(Dataset records)
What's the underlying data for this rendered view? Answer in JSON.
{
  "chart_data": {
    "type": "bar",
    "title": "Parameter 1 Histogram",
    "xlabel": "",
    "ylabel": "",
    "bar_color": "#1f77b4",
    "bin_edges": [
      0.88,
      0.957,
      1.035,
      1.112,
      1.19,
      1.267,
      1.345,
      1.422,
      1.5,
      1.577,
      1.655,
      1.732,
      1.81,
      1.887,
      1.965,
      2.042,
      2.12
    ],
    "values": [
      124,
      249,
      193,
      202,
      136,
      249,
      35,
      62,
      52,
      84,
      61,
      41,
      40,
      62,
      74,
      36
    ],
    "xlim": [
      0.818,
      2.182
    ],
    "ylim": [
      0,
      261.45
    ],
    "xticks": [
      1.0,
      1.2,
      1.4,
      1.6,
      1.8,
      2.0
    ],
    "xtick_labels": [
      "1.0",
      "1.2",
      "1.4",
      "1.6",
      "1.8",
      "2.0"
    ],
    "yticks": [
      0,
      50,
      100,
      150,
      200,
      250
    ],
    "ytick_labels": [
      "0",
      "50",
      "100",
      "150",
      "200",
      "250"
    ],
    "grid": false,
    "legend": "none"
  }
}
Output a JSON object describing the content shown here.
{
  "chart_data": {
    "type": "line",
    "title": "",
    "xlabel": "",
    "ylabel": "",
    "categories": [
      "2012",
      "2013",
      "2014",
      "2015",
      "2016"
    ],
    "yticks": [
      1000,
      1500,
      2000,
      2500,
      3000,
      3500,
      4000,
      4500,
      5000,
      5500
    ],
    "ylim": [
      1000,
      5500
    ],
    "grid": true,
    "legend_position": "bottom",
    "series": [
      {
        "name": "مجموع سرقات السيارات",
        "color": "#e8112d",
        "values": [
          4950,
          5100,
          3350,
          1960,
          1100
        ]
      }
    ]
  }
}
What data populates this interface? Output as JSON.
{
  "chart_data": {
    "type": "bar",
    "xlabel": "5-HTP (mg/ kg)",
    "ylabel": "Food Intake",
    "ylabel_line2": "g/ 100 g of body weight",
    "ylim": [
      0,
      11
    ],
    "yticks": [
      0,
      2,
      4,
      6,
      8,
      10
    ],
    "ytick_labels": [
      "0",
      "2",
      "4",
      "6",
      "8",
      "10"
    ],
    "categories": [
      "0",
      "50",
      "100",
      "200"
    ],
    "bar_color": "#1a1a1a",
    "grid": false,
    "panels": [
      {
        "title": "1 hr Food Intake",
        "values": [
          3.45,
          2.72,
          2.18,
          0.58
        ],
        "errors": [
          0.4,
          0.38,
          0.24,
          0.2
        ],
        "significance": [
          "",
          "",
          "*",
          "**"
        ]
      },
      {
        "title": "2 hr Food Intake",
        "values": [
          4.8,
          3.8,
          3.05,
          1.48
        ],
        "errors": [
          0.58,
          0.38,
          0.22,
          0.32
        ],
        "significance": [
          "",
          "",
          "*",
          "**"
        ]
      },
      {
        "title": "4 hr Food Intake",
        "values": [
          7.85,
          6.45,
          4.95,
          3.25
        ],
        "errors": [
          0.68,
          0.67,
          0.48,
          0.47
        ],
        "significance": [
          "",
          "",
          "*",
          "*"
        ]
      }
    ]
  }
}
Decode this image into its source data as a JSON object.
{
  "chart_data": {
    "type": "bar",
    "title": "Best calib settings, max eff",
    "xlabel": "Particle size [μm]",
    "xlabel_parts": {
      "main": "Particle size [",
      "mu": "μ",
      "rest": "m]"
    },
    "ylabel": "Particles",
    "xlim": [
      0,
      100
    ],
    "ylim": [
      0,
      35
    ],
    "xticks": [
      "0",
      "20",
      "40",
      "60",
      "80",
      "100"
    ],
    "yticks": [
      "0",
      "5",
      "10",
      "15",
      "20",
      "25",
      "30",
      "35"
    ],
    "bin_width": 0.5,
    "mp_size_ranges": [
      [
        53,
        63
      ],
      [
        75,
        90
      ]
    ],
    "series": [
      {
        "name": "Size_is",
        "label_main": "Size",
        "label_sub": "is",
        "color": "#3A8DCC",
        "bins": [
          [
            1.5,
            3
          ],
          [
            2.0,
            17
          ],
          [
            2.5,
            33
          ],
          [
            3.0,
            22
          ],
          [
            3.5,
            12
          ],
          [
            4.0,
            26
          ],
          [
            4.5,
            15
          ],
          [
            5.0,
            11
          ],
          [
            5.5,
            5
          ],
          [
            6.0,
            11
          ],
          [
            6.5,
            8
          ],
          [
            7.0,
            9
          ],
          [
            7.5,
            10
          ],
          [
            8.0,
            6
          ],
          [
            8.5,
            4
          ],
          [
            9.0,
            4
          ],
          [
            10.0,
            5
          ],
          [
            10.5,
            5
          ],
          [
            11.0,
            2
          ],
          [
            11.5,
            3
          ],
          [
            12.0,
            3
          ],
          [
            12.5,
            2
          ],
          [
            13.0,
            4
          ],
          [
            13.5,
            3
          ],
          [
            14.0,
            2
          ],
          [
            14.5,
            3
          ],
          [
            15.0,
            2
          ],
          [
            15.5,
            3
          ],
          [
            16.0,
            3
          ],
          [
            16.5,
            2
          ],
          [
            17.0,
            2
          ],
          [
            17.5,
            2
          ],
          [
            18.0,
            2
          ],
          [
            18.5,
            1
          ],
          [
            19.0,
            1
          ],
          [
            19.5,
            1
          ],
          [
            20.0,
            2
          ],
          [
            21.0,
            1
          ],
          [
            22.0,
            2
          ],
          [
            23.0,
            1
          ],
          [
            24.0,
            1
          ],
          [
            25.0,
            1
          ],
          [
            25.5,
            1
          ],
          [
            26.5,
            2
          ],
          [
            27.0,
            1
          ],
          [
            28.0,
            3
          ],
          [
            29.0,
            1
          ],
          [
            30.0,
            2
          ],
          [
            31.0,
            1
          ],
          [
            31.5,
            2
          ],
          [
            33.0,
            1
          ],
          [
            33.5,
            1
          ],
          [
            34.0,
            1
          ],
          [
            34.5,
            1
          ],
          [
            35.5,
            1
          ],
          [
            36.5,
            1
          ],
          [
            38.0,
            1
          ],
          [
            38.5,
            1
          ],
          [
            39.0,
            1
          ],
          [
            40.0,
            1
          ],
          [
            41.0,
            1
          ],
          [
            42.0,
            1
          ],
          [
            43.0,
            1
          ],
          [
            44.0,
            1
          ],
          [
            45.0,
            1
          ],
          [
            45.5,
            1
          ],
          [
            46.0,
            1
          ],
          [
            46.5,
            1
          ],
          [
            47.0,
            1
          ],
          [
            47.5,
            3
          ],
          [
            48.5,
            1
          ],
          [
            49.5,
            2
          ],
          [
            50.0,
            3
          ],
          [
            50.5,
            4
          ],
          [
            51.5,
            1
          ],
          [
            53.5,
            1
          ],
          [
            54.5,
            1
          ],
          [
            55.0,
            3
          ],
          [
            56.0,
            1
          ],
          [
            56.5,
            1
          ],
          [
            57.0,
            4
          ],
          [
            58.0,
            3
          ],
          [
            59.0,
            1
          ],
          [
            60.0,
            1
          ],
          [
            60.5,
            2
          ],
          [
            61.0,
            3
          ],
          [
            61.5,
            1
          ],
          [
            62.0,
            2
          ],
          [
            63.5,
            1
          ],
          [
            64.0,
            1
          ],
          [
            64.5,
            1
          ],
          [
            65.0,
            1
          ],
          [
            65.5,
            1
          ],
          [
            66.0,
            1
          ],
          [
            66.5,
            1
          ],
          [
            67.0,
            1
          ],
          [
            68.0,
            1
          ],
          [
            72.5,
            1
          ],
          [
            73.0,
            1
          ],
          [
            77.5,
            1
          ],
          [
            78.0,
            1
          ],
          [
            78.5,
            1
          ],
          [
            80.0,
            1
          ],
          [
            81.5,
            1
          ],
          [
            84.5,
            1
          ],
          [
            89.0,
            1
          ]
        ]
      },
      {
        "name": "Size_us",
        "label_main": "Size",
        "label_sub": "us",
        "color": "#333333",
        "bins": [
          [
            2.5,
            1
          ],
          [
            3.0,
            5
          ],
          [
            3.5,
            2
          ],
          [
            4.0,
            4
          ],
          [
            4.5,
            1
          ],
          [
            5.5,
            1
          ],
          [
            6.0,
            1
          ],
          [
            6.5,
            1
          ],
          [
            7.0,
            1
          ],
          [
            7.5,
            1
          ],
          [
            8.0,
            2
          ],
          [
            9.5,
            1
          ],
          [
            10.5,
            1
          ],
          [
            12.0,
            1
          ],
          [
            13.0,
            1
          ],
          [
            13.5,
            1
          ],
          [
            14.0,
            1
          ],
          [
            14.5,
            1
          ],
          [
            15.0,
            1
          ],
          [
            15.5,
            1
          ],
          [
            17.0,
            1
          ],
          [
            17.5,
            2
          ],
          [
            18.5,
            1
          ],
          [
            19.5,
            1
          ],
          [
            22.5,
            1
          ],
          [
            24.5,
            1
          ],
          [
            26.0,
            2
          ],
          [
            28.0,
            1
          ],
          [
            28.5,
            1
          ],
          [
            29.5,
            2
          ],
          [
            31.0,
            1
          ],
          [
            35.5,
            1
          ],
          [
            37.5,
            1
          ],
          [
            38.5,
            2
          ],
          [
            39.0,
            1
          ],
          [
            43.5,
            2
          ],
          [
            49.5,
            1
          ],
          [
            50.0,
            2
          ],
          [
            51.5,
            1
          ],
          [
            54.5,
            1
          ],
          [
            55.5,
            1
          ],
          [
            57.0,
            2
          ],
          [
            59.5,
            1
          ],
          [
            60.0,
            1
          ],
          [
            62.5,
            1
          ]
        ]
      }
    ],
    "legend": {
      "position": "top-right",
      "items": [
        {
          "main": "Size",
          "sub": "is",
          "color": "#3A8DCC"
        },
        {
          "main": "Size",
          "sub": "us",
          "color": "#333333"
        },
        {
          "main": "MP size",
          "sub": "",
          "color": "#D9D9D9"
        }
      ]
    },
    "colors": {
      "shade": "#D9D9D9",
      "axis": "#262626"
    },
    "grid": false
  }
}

## DIRECTIONS FOR THIS TASK
Your answer should be a single number: how many lines in the data above include "What"?

## RESULT OF THE TASK
2